Set exercise:
Find the lines with the string "name" and return them.
-- START Extracted records --
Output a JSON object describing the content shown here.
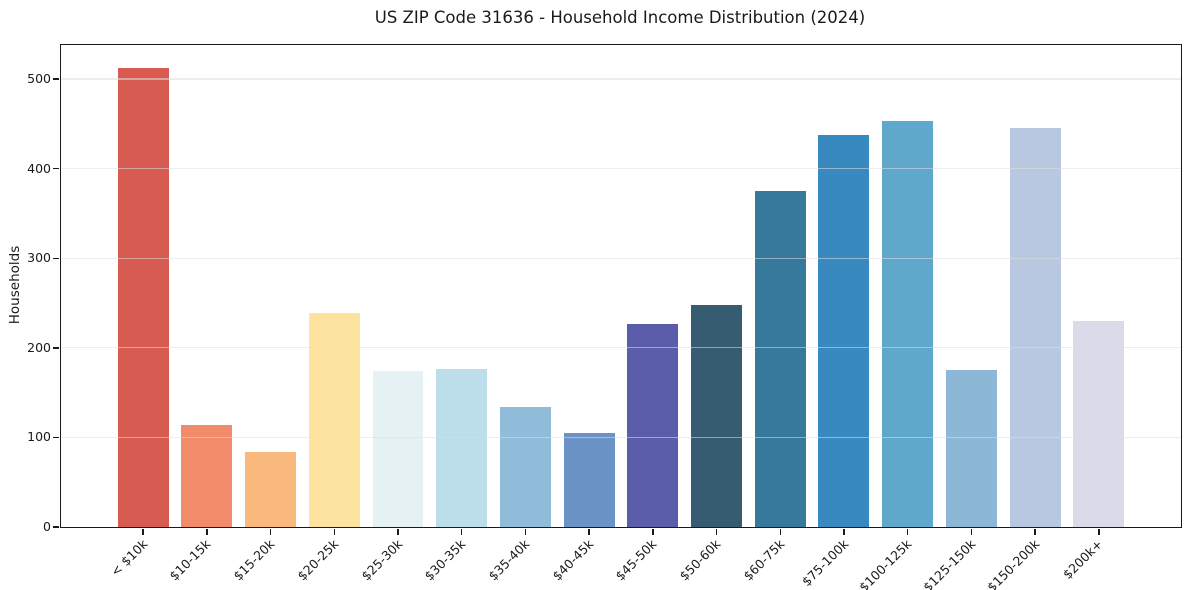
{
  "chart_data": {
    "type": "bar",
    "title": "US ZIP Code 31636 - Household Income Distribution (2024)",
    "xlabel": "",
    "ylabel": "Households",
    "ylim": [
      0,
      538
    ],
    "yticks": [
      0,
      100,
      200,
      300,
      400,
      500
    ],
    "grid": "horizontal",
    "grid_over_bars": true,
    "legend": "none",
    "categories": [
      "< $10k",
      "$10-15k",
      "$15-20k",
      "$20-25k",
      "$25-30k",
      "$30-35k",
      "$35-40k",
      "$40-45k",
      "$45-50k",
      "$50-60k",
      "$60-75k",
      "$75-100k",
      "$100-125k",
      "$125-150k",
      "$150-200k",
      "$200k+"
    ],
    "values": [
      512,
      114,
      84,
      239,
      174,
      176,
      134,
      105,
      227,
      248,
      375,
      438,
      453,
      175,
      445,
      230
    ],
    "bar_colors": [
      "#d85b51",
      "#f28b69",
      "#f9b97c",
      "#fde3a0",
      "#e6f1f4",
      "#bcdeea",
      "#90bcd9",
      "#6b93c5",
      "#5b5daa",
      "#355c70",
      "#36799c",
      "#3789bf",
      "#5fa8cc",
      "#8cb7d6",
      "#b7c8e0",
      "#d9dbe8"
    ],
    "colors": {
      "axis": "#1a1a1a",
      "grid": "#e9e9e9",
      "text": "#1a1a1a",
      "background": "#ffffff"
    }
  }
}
-- END Extracted records --
-- START Extracted records --
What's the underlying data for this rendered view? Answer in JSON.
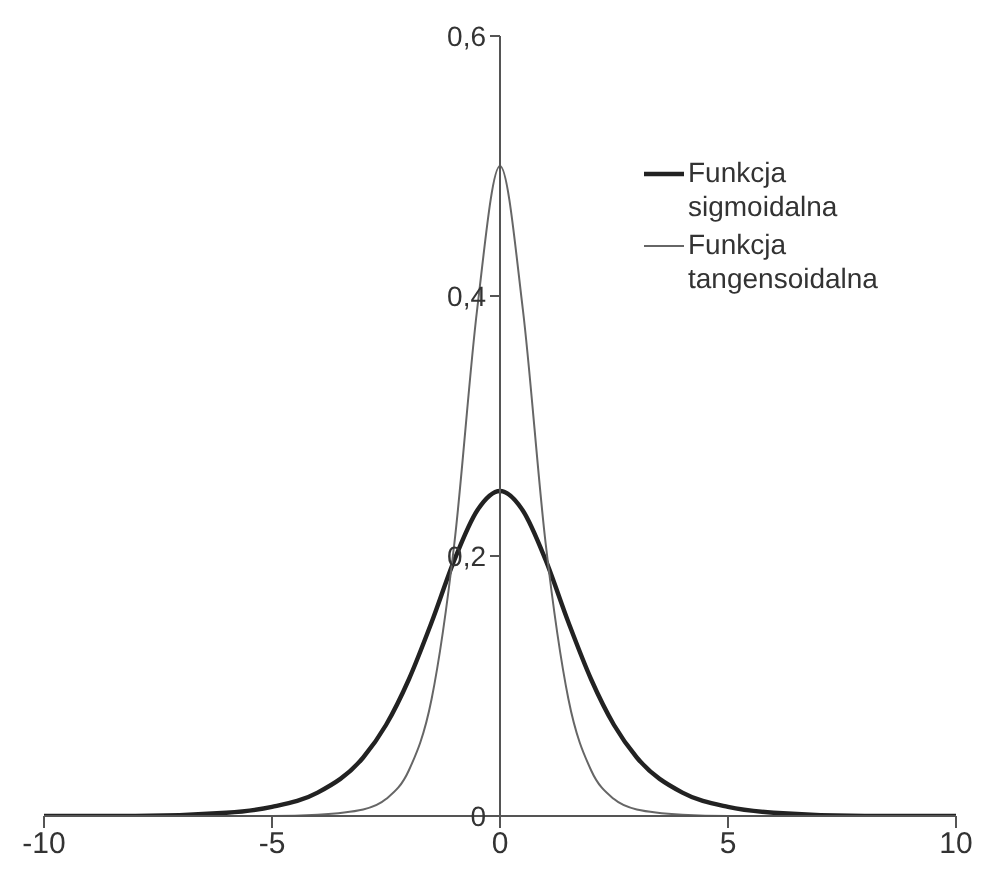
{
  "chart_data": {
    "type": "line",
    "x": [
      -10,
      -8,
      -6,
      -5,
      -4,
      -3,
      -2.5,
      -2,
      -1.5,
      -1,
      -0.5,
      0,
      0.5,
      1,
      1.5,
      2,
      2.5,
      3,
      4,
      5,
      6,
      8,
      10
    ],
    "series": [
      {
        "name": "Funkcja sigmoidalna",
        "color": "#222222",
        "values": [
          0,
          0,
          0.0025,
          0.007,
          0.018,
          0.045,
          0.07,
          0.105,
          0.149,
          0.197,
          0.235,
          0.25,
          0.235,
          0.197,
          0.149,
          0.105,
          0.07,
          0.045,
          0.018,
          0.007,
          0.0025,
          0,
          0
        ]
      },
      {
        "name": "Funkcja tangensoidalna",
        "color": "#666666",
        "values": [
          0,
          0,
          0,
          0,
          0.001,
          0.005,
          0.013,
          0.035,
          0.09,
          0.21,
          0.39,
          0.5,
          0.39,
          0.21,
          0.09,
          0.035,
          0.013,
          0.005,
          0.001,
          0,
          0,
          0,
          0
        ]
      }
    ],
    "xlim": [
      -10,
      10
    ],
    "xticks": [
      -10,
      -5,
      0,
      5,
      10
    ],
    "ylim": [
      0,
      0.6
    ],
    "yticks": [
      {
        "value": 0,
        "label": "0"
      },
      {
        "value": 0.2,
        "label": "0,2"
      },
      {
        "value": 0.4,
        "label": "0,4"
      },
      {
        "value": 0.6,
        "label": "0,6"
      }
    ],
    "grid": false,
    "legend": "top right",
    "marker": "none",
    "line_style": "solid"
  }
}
-- END Extracted records --
-- START Extracted records --
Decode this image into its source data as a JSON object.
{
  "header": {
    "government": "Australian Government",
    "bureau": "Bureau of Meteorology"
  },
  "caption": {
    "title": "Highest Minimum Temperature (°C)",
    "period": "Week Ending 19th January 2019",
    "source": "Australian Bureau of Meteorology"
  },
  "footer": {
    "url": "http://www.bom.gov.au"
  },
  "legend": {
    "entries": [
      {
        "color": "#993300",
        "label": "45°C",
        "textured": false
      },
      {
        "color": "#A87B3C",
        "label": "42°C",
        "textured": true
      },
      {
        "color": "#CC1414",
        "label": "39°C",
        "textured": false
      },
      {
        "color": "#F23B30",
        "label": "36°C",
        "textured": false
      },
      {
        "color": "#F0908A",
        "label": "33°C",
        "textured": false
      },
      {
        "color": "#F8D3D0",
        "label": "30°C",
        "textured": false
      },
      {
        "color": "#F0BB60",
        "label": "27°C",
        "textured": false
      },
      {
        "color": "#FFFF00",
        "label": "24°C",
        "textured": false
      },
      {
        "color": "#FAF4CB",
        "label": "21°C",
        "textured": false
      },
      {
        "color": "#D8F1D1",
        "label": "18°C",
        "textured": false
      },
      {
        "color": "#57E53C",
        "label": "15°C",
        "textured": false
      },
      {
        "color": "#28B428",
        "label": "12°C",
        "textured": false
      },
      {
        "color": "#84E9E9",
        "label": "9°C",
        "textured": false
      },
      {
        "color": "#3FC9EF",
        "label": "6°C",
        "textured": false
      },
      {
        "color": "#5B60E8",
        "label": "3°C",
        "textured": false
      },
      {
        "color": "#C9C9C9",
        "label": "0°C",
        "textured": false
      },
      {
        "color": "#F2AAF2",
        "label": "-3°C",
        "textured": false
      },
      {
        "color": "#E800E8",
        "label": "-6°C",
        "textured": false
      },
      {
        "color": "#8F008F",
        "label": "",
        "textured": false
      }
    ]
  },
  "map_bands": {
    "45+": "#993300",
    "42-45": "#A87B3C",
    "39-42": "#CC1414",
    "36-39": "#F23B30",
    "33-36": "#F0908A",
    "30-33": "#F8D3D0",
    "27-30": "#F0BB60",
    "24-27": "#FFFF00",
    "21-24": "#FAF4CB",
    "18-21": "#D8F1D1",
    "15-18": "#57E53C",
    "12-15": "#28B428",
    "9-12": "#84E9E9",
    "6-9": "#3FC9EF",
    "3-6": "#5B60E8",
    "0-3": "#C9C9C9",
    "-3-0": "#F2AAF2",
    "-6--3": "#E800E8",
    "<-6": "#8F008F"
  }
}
-- END Extracted records --
Task output:
        "name": "Funkcja sigmoidalna",
        "name": "Funkcja tangensoidalna",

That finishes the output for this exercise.